◆ Description of the task ◆
In the data below, find every line that has the string "with", and copy it.

◆ The input ◆
---+---

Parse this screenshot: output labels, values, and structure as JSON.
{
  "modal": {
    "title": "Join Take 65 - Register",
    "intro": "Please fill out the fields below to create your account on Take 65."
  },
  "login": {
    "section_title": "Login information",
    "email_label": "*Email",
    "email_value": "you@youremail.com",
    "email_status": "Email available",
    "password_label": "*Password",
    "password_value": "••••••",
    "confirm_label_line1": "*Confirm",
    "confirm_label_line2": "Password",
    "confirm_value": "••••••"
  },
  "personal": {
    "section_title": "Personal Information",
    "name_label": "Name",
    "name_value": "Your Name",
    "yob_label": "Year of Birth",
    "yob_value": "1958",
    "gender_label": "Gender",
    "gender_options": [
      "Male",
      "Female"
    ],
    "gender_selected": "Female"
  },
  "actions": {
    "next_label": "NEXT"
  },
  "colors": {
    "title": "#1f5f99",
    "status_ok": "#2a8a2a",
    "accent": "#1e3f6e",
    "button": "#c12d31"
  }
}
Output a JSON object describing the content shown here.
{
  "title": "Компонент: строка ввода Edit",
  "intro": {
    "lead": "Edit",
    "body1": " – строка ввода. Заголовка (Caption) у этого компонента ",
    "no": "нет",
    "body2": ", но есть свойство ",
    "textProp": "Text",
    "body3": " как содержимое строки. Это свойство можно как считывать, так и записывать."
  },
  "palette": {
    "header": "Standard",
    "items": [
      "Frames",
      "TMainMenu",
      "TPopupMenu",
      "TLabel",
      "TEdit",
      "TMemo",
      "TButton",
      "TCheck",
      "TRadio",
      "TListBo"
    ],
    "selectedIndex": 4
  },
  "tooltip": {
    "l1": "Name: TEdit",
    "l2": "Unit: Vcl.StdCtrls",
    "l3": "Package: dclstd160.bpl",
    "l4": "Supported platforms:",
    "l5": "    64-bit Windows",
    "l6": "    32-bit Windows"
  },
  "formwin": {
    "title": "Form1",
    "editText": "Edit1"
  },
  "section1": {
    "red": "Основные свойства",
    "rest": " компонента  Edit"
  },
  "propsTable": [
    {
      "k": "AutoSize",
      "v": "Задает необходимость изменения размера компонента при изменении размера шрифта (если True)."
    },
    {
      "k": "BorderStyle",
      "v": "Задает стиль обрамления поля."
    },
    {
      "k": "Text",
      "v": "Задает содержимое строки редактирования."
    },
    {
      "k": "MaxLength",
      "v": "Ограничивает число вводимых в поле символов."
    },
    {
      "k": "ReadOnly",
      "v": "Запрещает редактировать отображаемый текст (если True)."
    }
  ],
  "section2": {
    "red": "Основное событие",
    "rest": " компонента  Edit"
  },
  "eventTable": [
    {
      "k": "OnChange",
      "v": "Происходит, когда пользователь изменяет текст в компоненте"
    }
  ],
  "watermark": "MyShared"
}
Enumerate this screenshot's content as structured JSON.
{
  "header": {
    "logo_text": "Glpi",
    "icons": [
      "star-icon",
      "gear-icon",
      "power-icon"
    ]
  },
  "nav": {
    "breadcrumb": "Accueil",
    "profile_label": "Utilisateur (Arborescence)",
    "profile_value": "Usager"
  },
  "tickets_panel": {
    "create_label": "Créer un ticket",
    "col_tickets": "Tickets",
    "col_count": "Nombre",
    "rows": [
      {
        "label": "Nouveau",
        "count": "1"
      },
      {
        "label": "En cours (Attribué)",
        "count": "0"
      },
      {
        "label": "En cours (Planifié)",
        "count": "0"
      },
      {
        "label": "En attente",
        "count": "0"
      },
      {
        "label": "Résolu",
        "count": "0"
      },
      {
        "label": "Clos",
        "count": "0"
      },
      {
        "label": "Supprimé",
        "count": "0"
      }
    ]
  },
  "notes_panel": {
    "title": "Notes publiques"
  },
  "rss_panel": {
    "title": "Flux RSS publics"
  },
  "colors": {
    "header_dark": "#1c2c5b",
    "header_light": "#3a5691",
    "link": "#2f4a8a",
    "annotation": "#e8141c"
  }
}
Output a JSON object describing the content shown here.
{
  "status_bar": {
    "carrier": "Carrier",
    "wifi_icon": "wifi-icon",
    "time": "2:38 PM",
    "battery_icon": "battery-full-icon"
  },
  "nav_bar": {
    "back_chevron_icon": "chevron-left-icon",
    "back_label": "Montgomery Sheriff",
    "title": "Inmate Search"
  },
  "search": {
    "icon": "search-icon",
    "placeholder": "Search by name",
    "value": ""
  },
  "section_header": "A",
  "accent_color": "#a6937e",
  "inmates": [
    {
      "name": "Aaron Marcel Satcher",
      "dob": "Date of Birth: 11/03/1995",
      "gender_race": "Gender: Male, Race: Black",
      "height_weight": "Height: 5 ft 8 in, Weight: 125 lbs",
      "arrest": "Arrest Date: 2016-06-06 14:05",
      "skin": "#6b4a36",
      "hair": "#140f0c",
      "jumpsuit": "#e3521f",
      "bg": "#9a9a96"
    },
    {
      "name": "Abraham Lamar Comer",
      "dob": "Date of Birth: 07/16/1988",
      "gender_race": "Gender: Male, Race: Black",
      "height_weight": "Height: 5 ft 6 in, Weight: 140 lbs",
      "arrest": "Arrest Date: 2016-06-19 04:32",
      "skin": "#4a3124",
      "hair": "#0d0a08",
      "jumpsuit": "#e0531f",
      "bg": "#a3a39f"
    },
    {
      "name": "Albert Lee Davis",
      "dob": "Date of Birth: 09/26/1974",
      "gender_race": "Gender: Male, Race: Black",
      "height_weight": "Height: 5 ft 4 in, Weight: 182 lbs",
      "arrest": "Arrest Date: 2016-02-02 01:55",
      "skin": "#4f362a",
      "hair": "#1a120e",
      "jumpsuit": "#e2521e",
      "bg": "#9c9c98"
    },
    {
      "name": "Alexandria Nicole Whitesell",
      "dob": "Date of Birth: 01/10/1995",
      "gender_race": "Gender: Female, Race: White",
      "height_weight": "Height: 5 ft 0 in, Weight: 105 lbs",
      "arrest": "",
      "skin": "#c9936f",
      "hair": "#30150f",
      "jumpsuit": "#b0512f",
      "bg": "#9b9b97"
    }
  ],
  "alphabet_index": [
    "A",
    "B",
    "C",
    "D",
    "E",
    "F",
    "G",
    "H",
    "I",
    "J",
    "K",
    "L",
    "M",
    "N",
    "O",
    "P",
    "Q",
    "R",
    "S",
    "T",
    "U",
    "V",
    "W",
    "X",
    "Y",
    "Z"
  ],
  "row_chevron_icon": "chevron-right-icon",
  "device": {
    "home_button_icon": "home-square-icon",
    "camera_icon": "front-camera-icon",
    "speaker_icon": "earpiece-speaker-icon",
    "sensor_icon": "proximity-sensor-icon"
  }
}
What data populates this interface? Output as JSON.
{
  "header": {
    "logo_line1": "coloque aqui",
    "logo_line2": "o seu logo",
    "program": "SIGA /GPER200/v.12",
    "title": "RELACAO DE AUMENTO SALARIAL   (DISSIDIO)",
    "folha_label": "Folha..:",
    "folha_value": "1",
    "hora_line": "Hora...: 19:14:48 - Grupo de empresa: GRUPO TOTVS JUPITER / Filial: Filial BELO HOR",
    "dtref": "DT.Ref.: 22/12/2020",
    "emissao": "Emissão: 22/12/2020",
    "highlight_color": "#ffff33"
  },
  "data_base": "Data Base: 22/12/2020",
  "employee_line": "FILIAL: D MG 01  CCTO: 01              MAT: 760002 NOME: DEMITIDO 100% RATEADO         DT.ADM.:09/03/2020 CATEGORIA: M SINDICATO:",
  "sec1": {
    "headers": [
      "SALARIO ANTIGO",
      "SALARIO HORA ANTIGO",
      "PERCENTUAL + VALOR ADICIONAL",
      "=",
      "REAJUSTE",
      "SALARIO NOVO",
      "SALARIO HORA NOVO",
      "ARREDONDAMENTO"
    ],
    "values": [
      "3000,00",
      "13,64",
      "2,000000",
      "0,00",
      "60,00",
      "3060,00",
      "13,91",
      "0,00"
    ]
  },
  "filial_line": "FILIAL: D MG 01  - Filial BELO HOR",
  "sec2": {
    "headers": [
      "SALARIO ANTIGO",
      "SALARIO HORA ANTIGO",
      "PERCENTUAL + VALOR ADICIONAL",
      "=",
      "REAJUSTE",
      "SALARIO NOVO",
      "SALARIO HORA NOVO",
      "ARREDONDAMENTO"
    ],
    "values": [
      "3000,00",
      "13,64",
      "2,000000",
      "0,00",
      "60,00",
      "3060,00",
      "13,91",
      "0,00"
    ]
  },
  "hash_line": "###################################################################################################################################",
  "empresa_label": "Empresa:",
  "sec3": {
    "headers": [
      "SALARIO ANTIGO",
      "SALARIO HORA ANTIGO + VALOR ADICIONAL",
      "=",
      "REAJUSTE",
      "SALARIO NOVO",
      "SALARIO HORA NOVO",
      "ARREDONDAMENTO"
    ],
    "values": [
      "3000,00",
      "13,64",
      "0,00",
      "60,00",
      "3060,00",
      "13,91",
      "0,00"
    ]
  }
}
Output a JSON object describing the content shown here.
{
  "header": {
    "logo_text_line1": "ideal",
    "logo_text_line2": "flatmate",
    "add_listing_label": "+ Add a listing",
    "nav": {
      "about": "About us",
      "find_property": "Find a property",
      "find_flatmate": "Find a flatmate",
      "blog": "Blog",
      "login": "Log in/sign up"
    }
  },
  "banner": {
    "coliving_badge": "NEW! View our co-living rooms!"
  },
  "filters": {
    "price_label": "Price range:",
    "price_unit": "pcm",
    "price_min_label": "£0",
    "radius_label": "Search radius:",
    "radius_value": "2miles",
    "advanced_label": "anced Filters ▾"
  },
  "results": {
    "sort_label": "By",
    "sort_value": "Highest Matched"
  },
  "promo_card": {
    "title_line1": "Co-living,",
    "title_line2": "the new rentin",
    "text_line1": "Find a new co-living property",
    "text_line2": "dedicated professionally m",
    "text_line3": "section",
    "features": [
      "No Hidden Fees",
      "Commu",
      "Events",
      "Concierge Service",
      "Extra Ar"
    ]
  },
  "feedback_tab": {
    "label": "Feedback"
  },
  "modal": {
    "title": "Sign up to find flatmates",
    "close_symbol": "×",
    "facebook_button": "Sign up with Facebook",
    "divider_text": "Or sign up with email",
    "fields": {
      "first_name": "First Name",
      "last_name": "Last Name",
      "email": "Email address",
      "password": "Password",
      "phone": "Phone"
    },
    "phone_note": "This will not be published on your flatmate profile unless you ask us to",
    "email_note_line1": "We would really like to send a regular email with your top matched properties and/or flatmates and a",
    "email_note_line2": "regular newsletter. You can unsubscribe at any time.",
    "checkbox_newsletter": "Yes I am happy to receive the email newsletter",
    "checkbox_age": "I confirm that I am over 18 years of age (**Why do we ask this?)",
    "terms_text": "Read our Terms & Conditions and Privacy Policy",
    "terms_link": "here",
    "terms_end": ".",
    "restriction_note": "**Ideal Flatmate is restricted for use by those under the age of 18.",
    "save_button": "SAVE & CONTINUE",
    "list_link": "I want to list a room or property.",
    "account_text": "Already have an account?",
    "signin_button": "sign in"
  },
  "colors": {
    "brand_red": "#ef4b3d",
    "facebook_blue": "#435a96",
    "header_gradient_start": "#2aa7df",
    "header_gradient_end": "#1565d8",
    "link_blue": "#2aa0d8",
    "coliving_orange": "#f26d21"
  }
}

---+---

◆ Solution to the problem ◆
    "facebook_button": "Sign up with Facebook",
    "divider_text": "Or sign up with email",
    "email_note_line1": "We would really like to send a regular email with your top matched properties and/or flatmates and a",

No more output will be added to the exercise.